▶ Texto
-.-.-

Aunque hablar de derechas e izquierdas suene anacrónico, sirve siempre para sintetizar dos formas de entender, desde la naturaleza humana, cómo orientar las políticas públicas y el orden social.
Y es que, en simple, dicha dicotomía aún persiste. Por un lado, están quienes consideran al Estado el ente encargado de establecer las condiciones que permitan “nivelar la cancha” y ordenar el desarrollo económico, político y social de un país, planteando controles, estatizaciones y otros elementos de intervención. Al otro extremo están aquellos que, desde una visión más “liberal”, tienen una concepción más individualista, apoyándose en el diseño de instituciones económicas menos restrictivas, guiadas por incentivos y las fuerzas que producen las decisiones particulares. En corto: mercado, oferta y demanda, sistema de precios e instituciones que arbitren las diferencias.
Al final del cuento, es dicha polarización la que va facilitando u obstruyendo las motivaciones de empresarios, consumidores, burócratas, innovadores, y casi cualquier otra categoría de interacción económica.

-.-.-

▶ Conjunto de entradas

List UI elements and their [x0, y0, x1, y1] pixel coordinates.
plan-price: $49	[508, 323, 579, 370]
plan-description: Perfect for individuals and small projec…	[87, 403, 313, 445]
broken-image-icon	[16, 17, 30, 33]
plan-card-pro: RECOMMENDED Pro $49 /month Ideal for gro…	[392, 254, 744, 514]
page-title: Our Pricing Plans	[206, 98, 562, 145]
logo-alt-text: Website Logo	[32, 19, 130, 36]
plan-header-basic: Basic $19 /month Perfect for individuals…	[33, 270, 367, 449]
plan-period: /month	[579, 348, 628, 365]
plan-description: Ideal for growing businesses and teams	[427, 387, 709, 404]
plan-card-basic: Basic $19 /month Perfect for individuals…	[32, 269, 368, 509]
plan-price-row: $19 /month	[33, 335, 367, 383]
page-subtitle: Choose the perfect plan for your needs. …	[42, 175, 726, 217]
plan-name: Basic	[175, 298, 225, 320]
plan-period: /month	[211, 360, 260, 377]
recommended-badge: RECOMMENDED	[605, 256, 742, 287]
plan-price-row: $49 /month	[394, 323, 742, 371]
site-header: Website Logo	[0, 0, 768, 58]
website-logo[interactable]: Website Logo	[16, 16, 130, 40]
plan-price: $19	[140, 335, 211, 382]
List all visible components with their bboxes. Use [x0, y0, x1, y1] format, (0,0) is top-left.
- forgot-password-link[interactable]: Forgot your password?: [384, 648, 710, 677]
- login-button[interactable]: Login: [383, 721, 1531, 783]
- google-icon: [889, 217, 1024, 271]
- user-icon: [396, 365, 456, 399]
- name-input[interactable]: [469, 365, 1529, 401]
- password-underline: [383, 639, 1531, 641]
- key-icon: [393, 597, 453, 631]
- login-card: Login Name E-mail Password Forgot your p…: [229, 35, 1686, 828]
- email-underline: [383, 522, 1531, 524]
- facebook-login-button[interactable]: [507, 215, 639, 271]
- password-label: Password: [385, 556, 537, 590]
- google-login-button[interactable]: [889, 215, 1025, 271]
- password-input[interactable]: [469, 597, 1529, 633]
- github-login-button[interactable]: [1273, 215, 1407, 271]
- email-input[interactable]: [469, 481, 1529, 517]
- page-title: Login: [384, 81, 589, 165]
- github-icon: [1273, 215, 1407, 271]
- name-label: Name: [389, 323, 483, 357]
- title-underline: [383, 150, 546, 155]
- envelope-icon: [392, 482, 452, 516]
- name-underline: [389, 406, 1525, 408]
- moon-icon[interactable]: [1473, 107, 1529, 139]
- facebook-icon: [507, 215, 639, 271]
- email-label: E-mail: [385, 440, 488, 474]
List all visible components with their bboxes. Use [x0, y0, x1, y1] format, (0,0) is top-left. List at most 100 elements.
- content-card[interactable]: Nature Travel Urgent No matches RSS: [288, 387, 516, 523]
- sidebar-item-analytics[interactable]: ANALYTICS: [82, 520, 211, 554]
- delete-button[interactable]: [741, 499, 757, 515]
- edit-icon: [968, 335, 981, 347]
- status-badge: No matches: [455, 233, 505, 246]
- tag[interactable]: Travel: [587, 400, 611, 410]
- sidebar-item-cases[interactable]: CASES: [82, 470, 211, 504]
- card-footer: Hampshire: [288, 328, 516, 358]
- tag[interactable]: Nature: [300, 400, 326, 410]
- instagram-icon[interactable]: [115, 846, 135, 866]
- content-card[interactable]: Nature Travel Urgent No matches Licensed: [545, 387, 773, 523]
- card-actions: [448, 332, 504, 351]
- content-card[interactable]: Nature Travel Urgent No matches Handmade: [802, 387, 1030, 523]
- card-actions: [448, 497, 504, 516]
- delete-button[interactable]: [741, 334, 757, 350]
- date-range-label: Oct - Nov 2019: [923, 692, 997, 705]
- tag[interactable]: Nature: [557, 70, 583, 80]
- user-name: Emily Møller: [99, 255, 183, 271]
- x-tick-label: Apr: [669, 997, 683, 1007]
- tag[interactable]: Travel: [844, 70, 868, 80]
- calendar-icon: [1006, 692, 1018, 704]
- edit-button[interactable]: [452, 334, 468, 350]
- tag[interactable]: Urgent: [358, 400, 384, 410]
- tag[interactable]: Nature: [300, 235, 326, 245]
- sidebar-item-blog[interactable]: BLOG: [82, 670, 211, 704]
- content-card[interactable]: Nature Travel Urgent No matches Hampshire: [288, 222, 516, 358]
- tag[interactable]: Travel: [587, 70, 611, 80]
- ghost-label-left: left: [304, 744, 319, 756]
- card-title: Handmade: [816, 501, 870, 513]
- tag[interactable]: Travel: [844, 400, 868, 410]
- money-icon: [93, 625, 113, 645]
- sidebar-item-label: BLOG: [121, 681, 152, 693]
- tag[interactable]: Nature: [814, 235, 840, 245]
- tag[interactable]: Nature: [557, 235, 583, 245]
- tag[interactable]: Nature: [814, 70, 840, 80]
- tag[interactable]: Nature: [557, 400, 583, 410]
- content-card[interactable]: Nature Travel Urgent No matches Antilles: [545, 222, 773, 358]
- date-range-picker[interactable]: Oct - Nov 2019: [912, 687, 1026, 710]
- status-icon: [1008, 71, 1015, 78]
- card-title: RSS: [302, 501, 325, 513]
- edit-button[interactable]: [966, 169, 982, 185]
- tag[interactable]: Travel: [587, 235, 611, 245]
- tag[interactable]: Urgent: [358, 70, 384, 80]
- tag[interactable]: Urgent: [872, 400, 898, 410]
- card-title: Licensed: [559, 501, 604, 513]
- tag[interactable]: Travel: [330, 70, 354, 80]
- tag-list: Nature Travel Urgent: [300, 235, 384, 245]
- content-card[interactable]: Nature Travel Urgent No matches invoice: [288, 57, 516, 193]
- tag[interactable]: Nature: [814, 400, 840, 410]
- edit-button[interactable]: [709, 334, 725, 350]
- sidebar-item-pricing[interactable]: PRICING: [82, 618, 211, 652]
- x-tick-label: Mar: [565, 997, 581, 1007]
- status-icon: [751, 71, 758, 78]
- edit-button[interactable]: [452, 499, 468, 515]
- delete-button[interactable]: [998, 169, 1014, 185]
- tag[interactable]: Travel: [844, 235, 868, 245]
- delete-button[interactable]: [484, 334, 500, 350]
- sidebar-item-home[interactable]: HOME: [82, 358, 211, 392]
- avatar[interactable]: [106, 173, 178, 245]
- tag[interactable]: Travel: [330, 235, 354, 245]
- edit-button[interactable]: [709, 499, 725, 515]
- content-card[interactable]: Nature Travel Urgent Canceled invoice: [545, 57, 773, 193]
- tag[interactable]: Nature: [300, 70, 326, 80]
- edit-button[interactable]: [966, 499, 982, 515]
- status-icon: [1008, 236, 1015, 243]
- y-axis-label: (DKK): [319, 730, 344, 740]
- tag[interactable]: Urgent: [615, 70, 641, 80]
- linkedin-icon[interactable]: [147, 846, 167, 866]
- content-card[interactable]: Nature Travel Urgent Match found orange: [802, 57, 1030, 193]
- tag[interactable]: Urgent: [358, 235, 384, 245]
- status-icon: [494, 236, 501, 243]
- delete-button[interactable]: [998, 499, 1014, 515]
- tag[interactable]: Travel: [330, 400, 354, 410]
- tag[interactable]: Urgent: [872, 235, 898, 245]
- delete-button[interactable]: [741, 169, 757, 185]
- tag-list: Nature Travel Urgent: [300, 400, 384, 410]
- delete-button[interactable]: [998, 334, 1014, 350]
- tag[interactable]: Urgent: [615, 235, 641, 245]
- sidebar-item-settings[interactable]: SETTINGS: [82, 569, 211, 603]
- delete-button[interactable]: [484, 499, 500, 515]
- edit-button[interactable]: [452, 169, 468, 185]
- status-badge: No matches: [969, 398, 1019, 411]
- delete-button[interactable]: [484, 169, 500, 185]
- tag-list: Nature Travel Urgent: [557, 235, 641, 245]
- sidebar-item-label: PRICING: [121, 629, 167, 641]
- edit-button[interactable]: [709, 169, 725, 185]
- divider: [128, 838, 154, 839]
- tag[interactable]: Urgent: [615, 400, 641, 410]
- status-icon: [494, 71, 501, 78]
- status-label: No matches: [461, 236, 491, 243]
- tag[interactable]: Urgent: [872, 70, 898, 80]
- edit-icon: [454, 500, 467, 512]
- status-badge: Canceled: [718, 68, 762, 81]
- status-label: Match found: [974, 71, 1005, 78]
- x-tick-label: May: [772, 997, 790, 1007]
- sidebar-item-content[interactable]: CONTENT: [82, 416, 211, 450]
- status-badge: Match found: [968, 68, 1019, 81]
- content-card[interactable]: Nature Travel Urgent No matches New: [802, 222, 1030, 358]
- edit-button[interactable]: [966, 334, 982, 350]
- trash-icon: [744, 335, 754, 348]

-.-.-

▶ Tarea asignada
Sigue el texto sobre derechas e izquierdas a partir de su última oración. Las entradas no tienen nada que ver con esto.

▶ Resultado
Centraremos este debate en lo económico por una sencilla razón: hablemos del plano que prefieran, sea el medio ambiente, la cultura, la salud, la educación, la construcción de infraestructura o la implementación de un programa social, cualquier cosa implica recursos. Y, hasta donde sabemos, estos provienen de actividades económicas.
Regresando entonces al debate en cuestión, la mayor o menor actividad económica de un país refleja los márgenes de acción política y social a la mano. Es decir, con mayores recursos se pueden implementar mayores o menores sostenes sociales. En el escenario óptimo se debería buscar un equilibrio, donde haya incentivos para que los individuos con ideas o recursos apuesten a nuevas actividades que, a su vez, signifiquen mayores réditos fiscales que logren nivelar la cancha y establecer mejores servicios y obras públicas. Las utopías, sea en el extremo izquierdo (el socialismo) o en el extremo derecho (el anarcocapitalismo), ni tienen sentido teórico ni han funcionado.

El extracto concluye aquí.